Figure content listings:
****************
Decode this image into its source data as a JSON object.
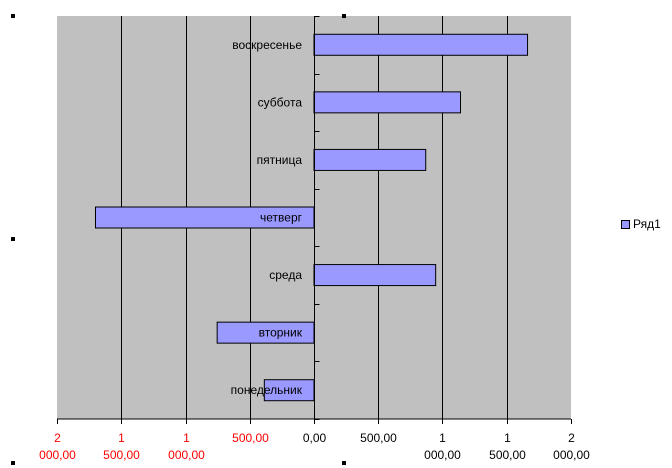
{
  "chart_data": {
    "type": "bar",
    "orientation": "horizontal",
    "categories": [
      "понедельник",
      "вторник",
      "среда",
      "четверг",
      "пятница",
      "суббота",
      "воскресенье"
    ],
    "series": [
      {
        "name": "Ряд1",
        "values": [
          -200,
          -390,
          490,
          -880,
          450,
          590,
          860
        ]
      }
    ],
    "xlim": [
      -1035,
      1035
    ],
    "x_ticks": [
      {
        "value": -1035,
        "line1": "2",
        "line2": "000,00"
      },
      {
        "value": -776,
        "line1": "1",
        "line2": "500,00"
      },
      {
        "value": -517,
        "line1": "1",
        "line2": "000,00"
      },
      {
        "value": -259,
        "line1": "500,00",
        "line2": ""
      },
      {
        "value": 0,
        "line1": "0,00",
        "line2": ""
      },
      {
        "value": 259,
        "line1": "500,00",
        "line2": ""
      },
      {
        "value": 517,
        "line1": "1",
        "line2": "000,00"
      },
      {
        "value": 776,
        "line1": "1",
        "line2": "500,00"
      },
      {
        "value": 1035,
        "line1": "2",
        "line2": "000,00"
      }
    ],
    "grid": true,
    "legend": "right",
    "colors": {
      "plot_bg": "#c0c0c0",
      "bar_fill": "#9999ff",
      "bar_stroke": "#000000",
      "negative_tick_text": "#ff0000",
      "positive_tick_text": "#000000",
      "gridline": "#000000"
    }
  }
}
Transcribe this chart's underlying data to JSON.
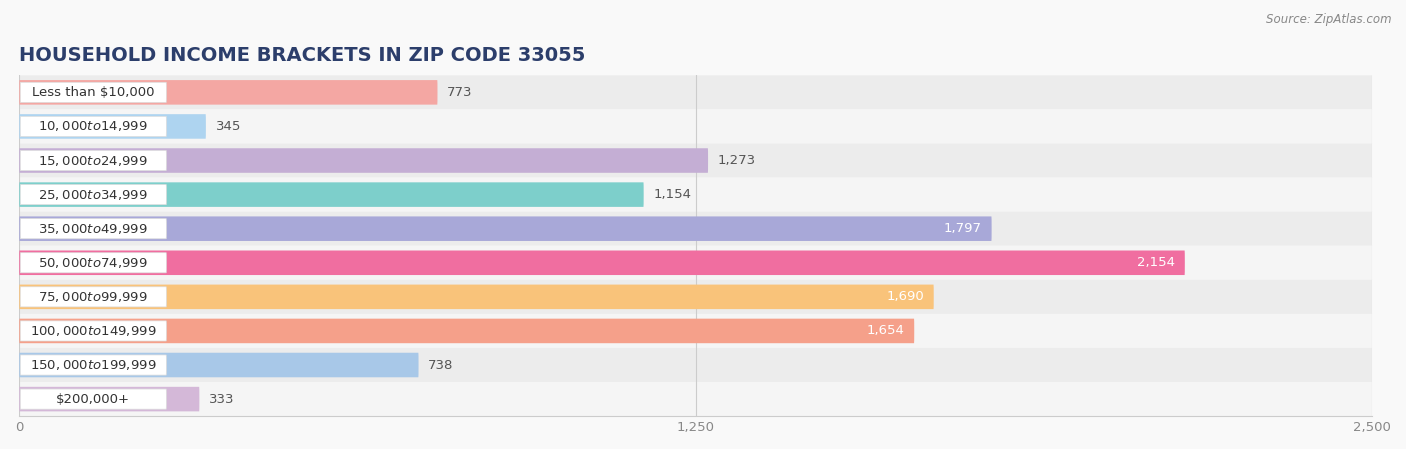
****************
State how many lines of the listing hold the string "JSON"; reply with the number and nothing else.

2